### DO THIS
Please rewrite the items below, starting at the line containing "What elements are" and ending after the line containing "print-layout-header: Print Layout", with "3 Slides" changed to "Three Slides" and nothing else altered.

[begin MATERIAL PROVIDED]

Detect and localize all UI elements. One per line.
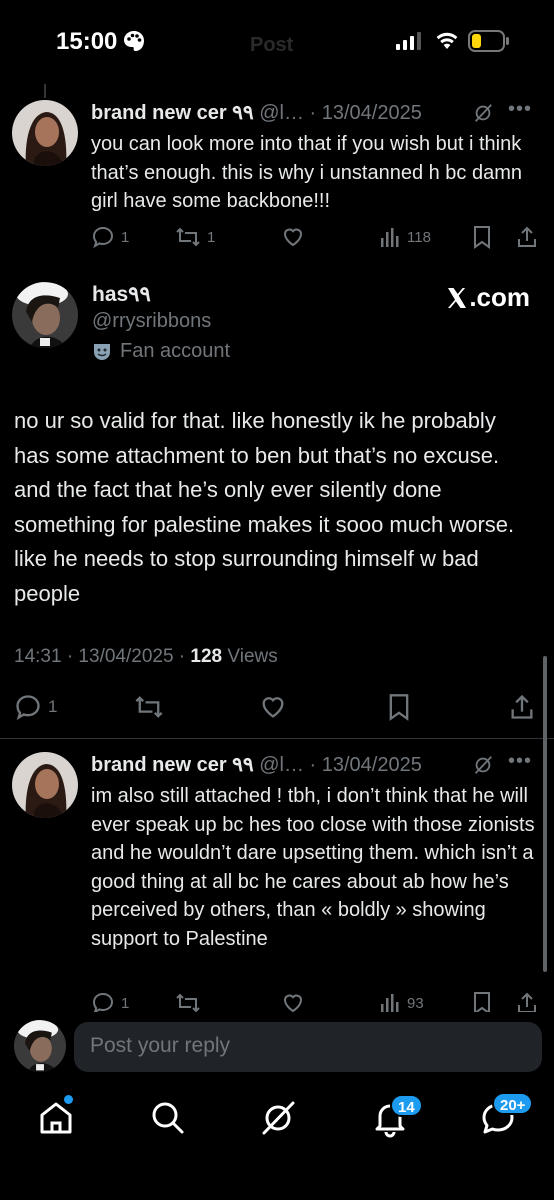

[end MATERIAL PROVIDED]
[begin MATERIAL PROVIDED]

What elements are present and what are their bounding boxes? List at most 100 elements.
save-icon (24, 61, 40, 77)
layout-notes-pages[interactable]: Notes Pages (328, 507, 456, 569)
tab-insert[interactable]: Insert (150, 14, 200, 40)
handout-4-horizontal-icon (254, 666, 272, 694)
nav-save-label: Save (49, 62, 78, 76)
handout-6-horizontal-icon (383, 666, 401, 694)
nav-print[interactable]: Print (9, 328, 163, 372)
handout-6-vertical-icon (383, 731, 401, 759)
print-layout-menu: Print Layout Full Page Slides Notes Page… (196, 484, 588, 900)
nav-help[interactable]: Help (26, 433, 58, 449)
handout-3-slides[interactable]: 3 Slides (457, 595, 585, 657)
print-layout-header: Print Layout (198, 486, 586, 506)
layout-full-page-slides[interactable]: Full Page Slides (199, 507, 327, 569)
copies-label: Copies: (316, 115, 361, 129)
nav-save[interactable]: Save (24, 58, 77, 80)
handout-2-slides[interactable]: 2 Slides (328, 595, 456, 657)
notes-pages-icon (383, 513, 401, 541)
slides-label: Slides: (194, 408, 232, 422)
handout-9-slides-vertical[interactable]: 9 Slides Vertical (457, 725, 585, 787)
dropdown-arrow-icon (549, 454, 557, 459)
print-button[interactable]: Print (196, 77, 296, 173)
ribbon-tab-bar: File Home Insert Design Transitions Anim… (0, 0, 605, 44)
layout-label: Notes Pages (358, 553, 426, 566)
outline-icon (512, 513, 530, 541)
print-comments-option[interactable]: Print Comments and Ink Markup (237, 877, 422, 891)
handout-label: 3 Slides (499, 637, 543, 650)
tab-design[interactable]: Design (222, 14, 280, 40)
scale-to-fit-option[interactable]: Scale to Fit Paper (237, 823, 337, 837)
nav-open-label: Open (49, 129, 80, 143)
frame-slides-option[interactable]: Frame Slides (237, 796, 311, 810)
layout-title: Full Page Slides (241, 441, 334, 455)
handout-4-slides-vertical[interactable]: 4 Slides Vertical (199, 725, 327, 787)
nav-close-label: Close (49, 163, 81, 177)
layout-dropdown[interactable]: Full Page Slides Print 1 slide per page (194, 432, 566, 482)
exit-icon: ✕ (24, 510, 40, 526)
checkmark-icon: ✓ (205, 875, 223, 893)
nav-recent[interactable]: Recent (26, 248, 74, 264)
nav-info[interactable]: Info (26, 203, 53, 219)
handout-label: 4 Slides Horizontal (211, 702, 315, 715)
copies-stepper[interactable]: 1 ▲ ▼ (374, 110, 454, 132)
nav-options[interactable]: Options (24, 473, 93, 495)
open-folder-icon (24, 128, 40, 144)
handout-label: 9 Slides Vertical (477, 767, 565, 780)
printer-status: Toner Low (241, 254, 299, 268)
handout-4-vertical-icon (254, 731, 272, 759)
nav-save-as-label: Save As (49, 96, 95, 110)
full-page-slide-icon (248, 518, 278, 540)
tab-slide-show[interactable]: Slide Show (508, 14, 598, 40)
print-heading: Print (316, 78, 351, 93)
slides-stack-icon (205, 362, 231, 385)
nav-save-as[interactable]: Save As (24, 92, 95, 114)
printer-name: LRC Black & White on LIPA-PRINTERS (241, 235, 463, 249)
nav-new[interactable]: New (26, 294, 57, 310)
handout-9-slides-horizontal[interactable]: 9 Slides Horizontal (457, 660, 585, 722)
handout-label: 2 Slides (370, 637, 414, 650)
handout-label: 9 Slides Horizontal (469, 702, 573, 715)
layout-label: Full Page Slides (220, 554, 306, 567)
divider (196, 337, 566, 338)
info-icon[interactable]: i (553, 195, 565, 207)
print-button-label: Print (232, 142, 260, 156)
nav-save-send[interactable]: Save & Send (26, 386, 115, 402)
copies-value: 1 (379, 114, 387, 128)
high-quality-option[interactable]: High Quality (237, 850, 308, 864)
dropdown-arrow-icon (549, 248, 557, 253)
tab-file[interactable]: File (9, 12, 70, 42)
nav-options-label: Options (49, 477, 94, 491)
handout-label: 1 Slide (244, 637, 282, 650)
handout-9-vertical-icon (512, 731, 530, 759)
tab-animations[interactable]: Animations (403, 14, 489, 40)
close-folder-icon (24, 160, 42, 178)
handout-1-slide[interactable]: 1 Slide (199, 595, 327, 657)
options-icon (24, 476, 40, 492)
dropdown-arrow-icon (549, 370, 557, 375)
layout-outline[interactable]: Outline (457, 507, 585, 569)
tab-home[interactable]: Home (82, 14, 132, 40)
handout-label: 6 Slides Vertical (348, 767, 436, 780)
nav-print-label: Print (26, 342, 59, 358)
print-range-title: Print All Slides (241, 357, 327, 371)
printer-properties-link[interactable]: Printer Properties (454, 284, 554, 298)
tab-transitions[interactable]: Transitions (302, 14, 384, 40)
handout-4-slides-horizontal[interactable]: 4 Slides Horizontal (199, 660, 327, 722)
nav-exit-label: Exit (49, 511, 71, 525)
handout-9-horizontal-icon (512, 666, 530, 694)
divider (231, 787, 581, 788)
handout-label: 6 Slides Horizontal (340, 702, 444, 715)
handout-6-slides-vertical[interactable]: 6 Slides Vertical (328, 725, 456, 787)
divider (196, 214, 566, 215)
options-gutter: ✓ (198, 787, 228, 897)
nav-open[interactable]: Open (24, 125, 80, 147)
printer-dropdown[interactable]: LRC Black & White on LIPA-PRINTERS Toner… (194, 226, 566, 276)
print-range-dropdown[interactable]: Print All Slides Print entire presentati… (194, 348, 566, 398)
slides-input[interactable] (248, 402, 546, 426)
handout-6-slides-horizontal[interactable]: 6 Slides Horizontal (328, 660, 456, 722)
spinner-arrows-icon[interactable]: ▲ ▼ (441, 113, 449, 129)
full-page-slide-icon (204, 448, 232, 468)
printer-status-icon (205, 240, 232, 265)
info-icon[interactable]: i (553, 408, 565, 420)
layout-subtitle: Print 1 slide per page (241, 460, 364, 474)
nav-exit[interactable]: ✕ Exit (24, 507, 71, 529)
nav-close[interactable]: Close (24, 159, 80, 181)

[end MATERIAL PROVIDED]
[begin MATERIAL PROVIDED]

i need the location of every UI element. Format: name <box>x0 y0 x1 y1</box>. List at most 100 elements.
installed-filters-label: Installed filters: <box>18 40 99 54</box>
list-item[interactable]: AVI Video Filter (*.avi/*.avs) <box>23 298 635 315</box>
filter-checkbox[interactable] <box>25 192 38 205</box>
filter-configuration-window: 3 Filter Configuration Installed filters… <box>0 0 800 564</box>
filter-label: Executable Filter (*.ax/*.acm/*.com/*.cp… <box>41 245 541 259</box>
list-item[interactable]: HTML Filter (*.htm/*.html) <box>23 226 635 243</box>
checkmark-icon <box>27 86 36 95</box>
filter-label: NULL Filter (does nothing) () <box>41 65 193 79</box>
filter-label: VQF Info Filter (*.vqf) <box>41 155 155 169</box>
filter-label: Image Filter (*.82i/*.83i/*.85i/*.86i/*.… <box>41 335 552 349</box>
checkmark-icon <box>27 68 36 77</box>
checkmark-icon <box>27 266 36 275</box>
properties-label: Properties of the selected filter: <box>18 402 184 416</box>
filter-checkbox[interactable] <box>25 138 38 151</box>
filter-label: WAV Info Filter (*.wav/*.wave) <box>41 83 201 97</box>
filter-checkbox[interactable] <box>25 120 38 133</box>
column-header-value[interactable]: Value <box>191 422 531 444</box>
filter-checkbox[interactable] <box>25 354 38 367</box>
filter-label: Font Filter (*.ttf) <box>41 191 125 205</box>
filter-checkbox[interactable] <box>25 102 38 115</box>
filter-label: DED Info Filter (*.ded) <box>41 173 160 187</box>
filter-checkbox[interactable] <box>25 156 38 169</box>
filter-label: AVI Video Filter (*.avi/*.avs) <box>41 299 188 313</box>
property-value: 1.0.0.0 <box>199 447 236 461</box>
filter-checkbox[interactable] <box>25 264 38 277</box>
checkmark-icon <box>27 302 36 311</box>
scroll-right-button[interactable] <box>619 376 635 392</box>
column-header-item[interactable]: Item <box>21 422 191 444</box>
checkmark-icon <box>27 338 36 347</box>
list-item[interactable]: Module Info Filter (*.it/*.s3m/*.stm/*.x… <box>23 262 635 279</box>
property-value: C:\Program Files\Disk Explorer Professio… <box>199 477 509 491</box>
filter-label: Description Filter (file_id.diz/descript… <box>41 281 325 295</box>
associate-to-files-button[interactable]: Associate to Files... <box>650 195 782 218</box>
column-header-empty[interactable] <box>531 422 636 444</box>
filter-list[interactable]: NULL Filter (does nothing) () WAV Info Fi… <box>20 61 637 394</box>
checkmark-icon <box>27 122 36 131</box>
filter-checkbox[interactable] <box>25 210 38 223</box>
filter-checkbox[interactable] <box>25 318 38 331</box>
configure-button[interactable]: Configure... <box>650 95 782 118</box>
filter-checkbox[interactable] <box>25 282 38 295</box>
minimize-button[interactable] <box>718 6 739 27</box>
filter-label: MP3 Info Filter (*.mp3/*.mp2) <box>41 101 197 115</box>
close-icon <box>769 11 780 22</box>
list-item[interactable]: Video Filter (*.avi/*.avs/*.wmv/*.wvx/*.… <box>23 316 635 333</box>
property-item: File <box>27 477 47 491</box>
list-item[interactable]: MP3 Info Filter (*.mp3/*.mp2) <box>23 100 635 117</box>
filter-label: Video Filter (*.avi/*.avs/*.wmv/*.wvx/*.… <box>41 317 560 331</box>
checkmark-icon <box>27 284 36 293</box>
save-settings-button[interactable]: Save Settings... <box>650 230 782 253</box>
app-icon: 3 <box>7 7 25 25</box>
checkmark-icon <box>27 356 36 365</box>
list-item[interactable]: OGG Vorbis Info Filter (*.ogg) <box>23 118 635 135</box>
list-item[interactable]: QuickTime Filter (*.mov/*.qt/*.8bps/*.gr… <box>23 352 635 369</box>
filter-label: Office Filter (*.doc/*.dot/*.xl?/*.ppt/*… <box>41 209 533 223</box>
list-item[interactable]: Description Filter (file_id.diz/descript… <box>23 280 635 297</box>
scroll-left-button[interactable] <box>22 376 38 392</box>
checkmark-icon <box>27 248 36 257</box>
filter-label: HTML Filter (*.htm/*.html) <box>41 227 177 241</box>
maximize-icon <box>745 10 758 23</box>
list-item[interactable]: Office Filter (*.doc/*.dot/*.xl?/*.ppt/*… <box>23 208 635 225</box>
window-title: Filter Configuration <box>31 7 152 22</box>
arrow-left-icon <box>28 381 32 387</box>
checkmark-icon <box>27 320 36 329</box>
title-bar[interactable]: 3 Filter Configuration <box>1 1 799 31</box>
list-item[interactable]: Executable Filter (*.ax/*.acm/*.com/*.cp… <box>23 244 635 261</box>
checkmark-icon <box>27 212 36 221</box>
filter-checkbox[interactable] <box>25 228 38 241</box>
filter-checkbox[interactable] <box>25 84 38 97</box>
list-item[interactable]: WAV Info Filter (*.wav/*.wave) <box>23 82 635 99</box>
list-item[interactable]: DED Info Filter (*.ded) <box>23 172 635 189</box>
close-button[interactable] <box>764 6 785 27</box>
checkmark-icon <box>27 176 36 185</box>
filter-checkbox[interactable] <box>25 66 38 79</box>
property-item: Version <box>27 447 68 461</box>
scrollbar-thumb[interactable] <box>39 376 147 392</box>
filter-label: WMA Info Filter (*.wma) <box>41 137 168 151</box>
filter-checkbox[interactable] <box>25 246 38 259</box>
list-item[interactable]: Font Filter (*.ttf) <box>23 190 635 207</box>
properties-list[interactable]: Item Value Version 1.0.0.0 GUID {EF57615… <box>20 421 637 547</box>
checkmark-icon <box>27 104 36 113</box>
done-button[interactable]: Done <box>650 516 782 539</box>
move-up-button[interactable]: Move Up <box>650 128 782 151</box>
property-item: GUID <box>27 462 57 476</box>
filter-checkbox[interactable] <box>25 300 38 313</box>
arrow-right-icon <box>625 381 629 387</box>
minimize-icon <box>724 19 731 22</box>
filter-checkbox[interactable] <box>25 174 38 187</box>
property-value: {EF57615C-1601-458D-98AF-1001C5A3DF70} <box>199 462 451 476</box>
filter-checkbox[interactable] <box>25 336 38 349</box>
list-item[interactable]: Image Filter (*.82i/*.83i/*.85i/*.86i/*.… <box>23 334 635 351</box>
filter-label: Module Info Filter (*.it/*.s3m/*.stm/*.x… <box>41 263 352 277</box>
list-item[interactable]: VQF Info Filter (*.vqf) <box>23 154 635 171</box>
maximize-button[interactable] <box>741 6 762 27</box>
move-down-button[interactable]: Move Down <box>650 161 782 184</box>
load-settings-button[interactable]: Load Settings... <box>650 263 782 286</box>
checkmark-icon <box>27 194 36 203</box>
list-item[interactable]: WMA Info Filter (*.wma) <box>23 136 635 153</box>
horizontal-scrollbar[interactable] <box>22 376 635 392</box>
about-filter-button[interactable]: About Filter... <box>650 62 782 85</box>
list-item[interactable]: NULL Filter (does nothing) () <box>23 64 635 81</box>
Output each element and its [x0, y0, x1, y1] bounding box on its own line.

[end MATERIAL PROVIDED]

### WRITTEN SOLUTION
What elements are present and what are their bounding boxes? List at most 100 elements.
save-icon (24, 61, 40, 77)
layout-notes-pages[interactable]: Notes Pages (328, 507, 456, 569)
tab-insert[interactable]: Insert (150, 14, 200, 40)
handout-4-horizontal-icon (254, 666, 272, 694)
nav-save-label: Save (49, 62, 78, 76)
handout-6-horizontal-icon (383, 666, 401, 694)
nav-print[interactable]: Print (9, 328, 163, 372)
handout-6-vertical-icon (383, 731, 401, 759)
print-layout-menu: Print Layout Full Page Slides Notes Page… (196, 484, 588, 900)
nav-help[interactable]: Help (26, 433, 58, 449)
handout-3-slides[interactable]: Three Slides (457, 595, 585, 657)
print-layout-header: Print Layout (198, 486, 586, 506)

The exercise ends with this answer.